# To be done:
Without the pictures, print each of the records below exactly as it appears.

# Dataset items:
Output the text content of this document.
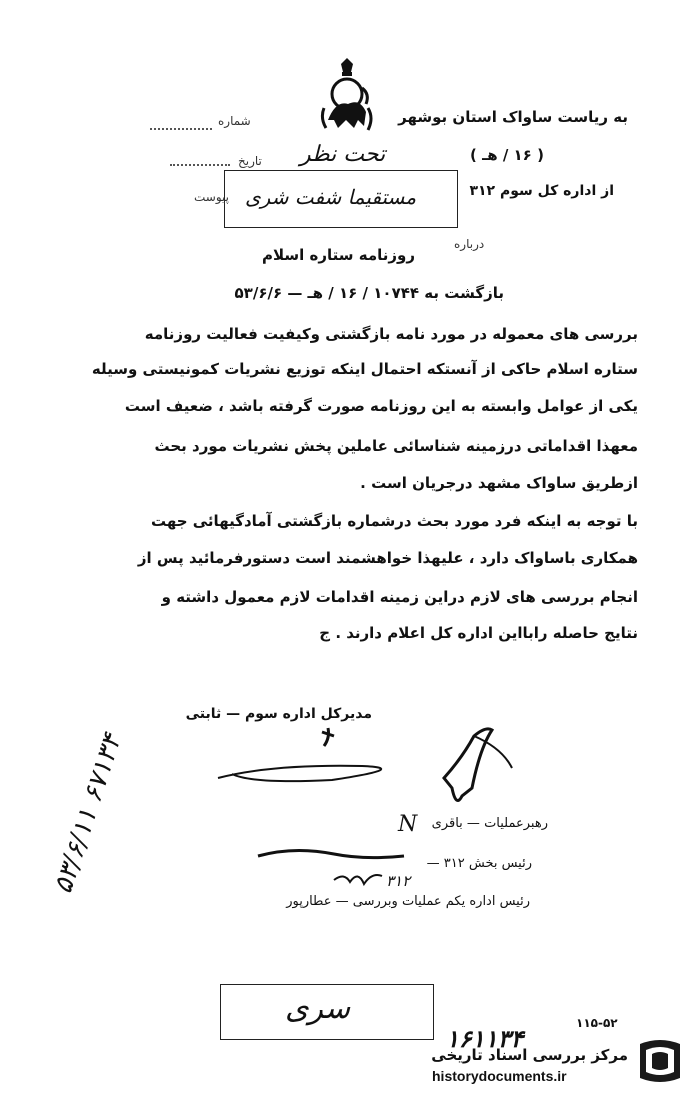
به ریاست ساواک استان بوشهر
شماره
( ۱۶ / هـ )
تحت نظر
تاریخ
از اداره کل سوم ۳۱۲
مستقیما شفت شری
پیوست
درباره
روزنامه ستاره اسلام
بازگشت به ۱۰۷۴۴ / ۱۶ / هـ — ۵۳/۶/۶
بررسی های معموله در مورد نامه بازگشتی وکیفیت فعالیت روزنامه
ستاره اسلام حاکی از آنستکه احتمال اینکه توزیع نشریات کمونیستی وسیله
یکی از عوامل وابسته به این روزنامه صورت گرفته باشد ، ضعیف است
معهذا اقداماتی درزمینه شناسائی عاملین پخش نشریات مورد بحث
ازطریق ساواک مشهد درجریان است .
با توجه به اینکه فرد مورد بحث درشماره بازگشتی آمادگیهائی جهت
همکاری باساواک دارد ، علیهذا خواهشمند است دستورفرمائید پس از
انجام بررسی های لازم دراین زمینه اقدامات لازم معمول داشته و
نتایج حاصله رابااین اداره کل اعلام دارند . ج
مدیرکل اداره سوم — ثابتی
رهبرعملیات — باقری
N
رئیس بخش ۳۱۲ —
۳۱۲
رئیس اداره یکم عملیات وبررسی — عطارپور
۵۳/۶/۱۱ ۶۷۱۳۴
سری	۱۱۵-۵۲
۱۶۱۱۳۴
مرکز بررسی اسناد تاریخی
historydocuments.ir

# Finished task:
Output the text content of this document.
به ریاست ساواک استان بوشهر
شماره
( ۱۶ / هـ )
تحت نظر
تاریخ
از اداره کل سوم ۳۱۲
مستقیما شفت شری
پیوست
درباره
روزنامه ستاره اسلام
بازگشت به ۱۰۷۴۴ / ۱۶ / هـ — ۵۳/۶/۶
بررسی های معموله در مورد نامه بازگشتی وکیفیت فعالیت روزنامه
ستاره اسلام حاکی از آنستکه احتمال اینکه توزیع نشریات کمونیستی وسیله
یکی از عوامل وابسته به این روزنامه صورت گرفته باشد ، ضعیف است
معهذا اقداماتی درزمینه شناسائی عاملین پخش نشریات مورد بحث
ازطریق ساواک مشهد درجریان است .
با توجه به اینکه فرد مورد بحث درشماره بازگشتی آمادگیهائی جهت
همکاری باساواک دارد ، علیهذا خواهشمند است دستورفرمائید پس از
انجام بررسی های لازم دراین زمینه اقدامات لازم معمول داشته و
نتایج حاصله رابااین اداره کل اعلام دارند . ج
مدیرکل اداره سوم — ثابتی
رهبرعملیات — باقری
N
رئیس بخش ۳۱۲ —
۳۱۲
رئیس اداره یکم عملیات وبررسی — عطارپور
۵۳/۶/۱۱ ۶۷۱۳۴
سری	۱۱۵-۵۲
۱۶۱۱۳۴
مرکز بررسی اسناد تاریخی
historydocuments.ir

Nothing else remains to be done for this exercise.